Objective: Restate the full set of records exactly, without adding or dropping a word.

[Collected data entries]
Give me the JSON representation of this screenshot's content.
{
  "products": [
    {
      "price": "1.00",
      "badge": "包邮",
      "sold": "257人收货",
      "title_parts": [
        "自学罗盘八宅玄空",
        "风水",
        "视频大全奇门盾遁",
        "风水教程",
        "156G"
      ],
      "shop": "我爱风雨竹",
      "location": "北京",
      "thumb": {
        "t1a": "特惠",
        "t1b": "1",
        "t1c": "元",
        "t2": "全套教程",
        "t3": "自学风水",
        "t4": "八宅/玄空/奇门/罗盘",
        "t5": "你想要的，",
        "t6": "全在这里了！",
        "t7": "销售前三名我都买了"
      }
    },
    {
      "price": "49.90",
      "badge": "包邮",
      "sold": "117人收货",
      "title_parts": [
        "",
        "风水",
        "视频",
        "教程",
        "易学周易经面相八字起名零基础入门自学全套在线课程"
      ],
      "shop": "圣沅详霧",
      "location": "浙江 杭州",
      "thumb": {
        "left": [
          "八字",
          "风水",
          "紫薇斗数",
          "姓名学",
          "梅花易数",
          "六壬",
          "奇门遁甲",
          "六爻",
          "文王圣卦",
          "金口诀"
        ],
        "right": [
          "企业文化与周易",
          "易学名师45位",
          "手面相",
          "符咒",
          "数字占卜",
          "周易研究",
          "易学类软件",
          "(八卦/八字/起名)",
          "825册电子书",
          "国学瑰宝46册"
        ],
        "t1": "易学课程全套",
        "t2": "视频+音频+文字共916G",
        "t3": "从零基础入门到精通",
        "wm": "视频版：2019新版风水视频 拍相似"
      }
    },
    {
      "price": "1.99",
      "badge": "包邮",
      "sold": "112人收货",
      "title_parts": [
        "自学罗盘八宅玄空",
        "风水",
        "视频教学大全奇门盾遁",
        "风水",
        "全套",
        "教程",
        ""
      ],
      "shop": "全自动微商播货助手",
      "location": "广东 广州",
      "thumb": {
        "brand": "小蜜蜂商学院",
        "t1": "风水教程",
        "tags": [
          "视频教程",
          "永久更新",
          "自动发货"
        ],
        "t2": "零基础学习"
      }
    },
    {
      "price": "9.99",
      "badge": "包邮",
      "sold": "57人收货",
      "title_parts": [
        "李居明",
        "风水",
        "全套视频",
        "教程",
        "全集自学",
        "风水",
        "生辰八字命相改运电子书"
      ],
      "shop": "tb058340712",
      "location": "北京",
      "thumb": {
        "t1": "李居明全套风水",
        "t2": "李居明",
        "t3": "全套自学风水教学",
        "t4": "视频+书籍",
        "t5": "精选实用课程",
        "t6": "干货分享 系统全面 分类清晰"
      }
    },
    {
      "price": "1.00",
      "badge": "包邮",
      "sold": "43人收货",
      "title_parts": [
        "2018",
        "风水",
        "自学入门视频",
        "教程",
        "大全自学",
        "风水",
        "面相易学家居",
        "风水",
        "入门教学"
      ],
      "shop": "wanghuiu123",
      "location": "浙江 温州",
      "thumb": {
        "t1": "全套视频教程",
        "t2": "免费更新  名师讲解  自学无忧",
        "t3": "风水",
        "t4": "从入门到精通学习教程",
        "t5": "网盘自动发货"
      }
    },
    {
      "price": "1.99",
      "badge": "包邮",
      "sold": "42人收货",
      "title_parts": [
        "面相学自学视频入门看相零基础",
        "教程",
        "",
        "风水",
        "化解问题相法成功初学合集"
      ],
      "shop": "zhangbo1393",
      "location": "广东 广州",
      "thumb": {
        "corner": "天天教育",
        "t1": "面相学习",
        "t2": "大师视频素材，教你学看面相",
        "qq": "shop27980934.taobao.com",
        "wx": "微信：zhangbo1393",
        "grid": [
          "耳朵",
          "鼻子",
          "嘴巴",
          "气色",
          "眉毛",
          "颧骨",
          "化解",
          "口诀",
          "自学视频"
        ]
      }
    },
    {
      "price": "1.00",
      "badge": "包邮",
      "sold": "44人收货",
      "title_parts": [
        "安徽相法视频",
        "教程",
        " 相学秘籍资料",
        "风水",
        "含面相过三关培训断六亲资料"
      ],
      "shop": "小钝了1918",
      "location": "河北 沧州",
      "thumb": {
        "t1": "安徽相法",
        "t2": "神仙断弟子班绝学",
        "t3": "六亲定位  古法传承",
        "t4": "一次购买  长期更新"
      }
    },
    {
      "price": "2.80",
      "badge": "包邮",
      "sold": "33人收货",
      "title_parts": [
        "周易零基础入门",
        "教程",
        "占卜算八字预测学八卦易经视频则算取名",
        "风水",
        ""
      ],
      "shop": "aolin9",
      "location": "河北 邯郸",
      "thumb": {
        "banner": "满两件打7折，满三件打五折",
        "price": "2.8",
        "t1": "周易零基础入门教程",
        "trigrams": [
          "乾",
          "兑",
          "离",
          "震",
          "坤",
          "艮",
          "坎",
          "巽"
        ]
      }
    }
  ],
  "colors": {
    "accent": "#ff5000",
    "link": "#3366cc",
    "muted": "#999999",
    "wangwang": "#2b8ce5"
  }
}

Full answer:
Give me the JSON representation of this screenshot's content.
{
  "products": [
    {
      "price": "1.00",
      "badge": "包邮",
      "sold": "257人收货",
      "title_parts": [
        "自学罗盘八宅玄空",
        "风水",
        "视频大全奇门盾遁",
        "风水教程",
        "156G"
      ],
      "shop": "我爱风雨竹",
      "location": "北京",
      "thumb": {
        "t1a": "特惠",
        "t1b": "1",
        "t1c": "元",
        "t2": "全套教程",
        "t3": "自学风水",
        "t4": "八宅/玄空/奇门/罗盘",
        "t5": "你想要的，",
        "t6": "全在这里了！",
        "t7": "销售前三名我都买了"
      }
    },
    {
      "price": "49.90",
      "badge": "包邮",
      "sold": "117人收货",
      "title_parts": [
        "",
        "风水",
        "视频",
        "教程",
        "易学周易经面相八字起名零基础入门自学全套在线课程"
      ],
      "shop": "圣沅详霧",
      "location": "浙江 杭州",
      "thumb": {
        "left": [
          "八字",
          "风水",
          "紫薇斗数",
          "姓名学",
          "梅花易数",
          "六壬",
          "奇门遁甲",
          "六爻",
          "文王圣卦",
          "金口诀"
        ],
        "right": [
          "企业文化与周易",
          "易学名师45位",
          "手面相",
          "符咒",
          "数字占卜",
          "周易研究",
          "易学类软件",
          "(八卦/八字/起名)",
          "825册电子书",
          "国学瑰宝46册"
        ],
        "t1": "易学课程全套",
        "t2": "视频+音频+文字共916G",
        "t3": "从零基础入门到精通",
        "wm": "视频版：2019新版风水视频 拍相似"
      }
    },
    {
      "price": "1.99",
      "badge": "包邮",
      "sold": "112人收货",
      "title_parts": [
        "自学罗盘八宅玄空",
        "风水",
        "视频教学大全奇门盾遁",
        "风水",
        "全套",
        "教程",
        ""
      ],
      "shop": "全自动微商播货助手",
      "location": "广东 广州",
      "thumb": {
        "brand": "小蜜蜂商学院",
        "t1": "风水教程",
        "tags": [
          "视频教程",
          "永久更新",
          "自动发货"
        ],
        "t2": "零基础学习"
      }
    },
    {
      "price": "9.99",
      "badge": "包邮",
      "sold": "57人收货",
      "title_parts": [
        "李居明",
        "风水",
        "全套视频",
        "教程",
        "全集自学",
        "风水",
        "生辰八字命相改运电子书"
      ],
      "shop": "tb058340712",
      "location": "北京",
      "thumb": {
        "t1": "李居明全套风水",
        "t2": "李居明",
        "t3": "全套自学风水教学",
        "t4": "视频+书籍",
        "t5": "精选实用课程",
        "t6": "干货分享 系统全面 分类清晰"
      }
    },
    {
      "price": "1.00",
      "badge": "包邮",
      "sold": "43人收货",
      "title_parts": [
        "2018",
        "风水",
        "自学入门视频",
        "教程",
        "大全自学",
        "风水",
        "面相易学家居",
        "风水",
        "入门教学"
      ],
      "shop": "wanghuiu123",
      "location": "浙江 温州",
      "thumb": {
        "t1": "全套视频教程",
        "t2": "免费更新  名师讲解  自学无忧",
        "t3": "风水",
        "t4": "从入门到精通学习教程",
        "t5": "网盘自动发货"
      }
    },
    {
      "price": "1.99",
      "badge": "包邮",
      "sold": "42人收货",
      "title_parts": [
        "面相学自学视频入门看相零基础",
        "教程",
        "",
        "风水",
        "化解问题相法成功初学合集"
      ],
      "shop": "zhangbo1393",
      "location": "广东 广州",
      "thumb": {
        "corner": "天天教育",
        "t1": "面相学习",
        "t2": "大师视频素材，教你学看面相",
        "qq": "shop27980934.taobao.com",
        "wx": "微信：zhangbo1393",
        "grid": [
          "耳朵",
          "鼻子",
          "嘴巴",
          "气色",
          "眉毛",
          "颧骨",
          "化解",
          "口诀",
          "自学视频"
        ]
      }
    },
    {
      "price": "1.00",
      "badge": "包邮",
      "sold": "44人收货",
      "title_parts": [
        "安徽相法视频",
        "教程",
        " 相学秘籍资料",
        "风水",
        "含面相过三关培训断六亲资料"
      ],
      "shop": "小钝了1918",
      "location": "河北 沧州",
      "thumb": {
        "t1": "安徽相法",
        "t2": "神仙断弟子班绝学",
        "t3": "六亲定位  古法传承",
        "t4": "一次购买  长期更新"
      }
    },
    {
      "price": "2.80",
      "badge": "包邮",
      "sold": "33人收货",
      "title_parts": [
        "周易零基础入门",
        "教程",
        "占卜算八字预测学八卦易经视频则算取名",
        "风水",
        ""
      ],
      "shop": "aolin9",
      "location": "河北 邯郸",
      "thumb": {
        "banner": "满两件打7折，满三件打五折",
        "price": "2.8",
        "t1": "周易零基础入门教程",
        "trigrams": [
          "乾",
          "兑",
          "离",
          "震",
          "坤",
          "艮",
          "坎",
          "巽"
        ]
      }
    }
  ],
  "colors": {
    "accent": "#ff5000",
    "link": "#3366cc",
    "muted": "#999999",
    "wangwang": "#2b8ce5"
  }
}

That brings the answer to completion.